Figure collection entries:
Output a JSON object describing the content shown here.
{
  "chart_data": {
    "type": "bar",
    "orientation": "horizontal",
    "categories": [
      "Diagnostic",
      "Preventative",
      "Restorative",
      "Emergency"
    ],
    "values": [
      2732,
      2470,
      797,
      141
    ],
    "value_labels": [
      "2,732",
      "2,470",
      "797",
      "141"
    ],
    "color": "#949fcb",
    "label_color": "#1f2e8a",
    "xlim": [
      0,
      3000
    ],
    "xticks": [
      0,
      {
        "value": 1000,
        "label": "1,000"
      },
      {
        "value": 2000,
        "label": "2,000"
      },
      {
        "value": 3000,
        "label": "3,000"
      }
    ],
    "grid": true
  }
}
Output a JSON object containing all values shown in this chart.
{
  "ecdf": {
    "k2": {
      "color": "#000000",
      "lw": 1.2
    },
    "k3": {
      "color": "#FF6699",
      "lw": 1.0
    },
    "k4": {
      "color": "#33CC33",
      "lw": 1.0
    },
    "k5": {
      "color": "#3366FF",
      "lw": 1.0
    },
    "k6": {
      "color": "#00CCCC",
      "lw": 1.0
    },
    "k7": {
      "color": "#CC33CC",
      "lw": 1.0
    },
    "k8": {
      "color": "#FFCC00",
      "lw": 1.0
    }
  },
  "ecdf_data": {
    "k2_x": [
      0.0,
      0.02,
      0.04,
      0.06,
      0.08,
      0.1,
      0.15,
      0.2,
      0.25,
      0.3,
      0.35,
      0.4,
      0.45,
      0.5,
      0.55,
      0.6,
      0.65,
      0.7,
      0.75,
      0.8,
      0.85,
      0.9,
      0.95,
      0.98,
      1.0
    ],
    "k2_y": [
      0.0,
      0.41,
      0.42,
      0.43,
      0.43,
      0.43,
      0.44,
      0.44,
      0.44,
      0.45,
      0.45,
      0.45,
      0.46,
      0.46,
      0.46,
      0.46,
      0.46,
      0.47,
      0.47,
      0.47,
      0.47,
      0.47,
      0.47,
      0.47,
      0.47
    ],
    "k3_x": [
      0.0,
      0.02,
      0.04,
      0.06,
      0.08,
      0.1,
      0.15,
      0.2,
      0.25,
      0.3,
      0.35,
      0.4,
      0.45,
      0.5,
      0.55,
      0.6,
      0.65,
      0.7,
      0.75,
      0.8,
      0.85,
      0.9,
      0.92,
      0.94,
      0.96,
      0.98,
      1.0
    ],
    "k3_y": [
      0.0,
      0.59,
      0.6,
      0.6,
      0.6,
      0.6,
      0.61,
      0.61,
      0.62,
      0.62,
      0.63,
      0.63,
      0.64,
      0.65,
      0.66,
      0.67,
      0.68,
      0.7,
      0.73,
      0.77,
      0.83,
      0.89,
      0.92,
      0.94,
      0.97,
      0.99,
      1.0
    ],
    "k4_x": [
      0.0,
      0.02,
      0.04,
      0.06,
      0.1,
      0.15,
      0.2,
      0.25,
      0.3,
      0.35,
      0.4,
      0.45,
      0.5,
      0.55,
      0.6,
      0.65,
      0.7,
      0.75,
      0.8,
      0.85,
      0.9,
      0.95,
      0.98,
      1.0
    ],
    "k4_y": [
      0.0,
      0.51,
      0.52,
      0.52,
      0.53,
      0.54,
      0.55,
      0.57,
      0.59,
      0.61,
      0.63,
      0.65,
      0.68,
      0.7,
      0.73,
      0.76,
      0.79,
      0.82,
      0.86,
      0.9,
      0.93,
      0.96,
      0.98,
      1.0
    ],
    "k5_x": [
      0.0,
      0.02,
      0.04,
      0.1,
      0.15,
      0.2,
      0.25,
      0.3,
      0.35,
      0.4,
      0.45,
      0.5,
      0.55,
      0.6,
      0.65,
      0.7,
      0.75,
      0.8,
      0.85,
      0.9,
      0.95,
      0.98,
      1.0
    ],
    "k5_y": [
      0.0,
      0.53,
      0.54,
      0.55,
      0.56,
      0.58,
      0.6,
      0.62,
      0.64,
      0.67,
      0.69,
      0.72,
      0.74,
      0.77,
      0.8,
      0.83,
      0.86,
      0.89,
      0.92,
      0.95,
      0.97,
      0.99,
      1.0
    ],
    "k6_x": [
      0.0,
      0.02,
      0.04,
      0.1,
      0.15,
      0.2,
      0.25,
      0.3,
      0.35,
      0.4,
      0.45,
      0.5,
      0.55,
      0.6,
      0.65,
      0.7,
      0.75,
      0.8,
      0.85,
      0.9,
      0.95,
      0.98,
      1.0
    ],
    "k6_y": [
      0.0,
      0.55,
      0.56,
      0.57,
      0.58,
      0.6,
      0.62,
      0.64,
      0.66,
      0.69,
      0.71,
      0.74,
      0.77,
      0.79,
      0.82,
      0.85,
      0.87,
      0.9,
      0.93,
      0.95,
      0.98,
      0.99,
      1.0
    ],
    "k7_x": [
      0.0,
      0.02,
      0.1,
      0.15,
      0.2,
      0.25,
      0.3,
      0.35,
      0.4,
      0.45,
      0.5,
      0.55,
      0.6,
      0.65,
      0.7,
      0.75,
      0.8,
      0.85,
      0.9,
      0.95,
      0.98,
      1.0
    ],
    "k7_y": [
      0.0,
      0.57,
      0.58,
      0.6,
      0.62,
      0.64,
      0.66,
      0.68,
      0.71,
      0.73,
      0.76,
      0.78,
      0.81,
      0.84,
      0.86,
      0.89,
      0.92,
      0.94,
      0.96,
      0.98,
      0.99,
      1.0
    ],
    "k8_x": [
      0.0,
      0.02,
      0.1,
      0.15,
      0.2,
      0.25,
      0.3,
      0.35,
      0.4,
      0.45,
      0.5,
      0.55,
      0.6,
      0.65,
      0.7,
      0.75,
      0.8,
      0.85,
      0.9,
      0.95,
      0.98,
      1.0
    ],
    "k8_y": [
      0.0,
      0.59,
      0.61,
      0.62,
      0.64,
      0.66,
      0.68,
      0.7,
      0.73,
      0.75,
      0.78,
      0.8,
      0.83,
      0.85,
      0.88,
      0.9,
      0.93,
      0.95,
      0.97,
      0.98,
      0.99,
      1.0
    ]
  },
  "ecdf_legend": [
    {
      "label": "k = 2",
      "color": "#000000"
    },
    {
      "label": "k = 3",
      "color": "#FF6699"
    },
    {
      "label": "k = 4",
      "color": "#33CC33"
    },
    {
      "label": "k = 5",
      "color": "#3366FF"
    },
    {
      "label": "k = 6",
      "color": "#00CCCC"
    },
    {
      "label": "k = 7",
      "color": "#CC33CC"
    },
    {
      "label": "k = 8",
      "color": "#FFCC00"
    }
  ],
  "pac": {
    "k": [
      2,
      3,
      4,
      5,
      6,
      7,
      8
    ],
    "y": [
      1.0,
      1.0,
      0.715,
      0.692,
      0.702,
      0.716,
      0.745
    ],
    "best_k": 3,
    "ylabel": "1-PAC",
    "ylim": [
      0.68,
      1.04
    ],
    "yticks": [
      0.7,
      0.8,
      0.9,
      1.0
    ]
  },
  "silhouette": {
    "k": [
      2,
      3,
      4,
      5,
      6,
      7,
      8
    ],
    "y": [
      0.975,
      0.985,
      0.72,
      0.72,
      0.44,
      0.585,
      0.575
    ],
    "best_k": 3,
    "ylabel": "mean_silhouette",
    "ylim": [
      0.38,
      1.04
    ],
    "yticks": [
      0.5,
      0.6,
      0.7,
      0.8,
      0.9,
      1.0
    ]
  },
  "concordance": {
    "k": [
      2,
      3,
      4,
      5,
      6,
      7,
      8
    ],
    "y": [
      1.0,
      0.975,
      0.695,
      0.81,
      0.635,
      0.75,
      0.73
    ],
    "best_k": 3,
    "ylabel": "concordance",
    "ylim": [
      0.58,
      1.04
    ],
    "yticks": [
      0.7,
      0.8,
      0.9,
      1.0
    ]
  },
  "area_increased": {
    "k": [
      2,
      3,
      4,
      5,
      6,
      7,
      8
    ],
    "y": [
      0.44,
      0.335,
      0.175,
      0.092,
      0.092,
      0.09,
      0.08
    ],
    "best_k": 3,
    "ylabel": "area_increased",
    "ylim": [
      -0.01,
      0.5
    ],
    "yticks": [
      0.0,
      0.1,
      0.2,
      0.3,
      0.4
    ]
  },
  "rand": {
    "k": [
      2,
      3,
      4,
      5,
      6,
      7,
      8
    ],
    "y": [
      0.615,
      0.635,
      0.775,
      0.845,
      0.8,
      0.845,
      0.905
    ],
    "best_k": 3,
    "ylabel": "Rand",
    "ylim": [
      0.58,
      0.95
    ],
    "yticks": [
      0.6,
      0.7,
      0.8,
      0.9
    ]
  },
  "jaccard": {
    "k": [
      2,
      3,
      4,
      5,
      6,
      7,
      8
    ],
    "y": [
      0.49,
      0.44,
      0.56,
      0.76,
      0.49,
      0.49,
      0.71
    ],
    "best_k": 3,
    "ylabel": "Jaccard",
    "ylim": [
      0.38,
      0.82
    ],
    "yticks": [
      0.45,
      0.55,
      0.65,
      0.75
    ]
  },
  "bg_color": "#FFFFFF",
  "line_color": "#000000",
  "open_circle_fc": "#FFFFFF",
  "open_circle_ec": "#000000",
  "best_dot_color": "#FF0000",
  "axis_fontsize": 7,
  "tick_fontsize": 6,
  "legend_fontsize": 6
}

WRITTEN PROBLEM
Go through the material above and count the lines that contain "Output"; give that number alone.

SOLUTION FOR THIS EXERCISE
2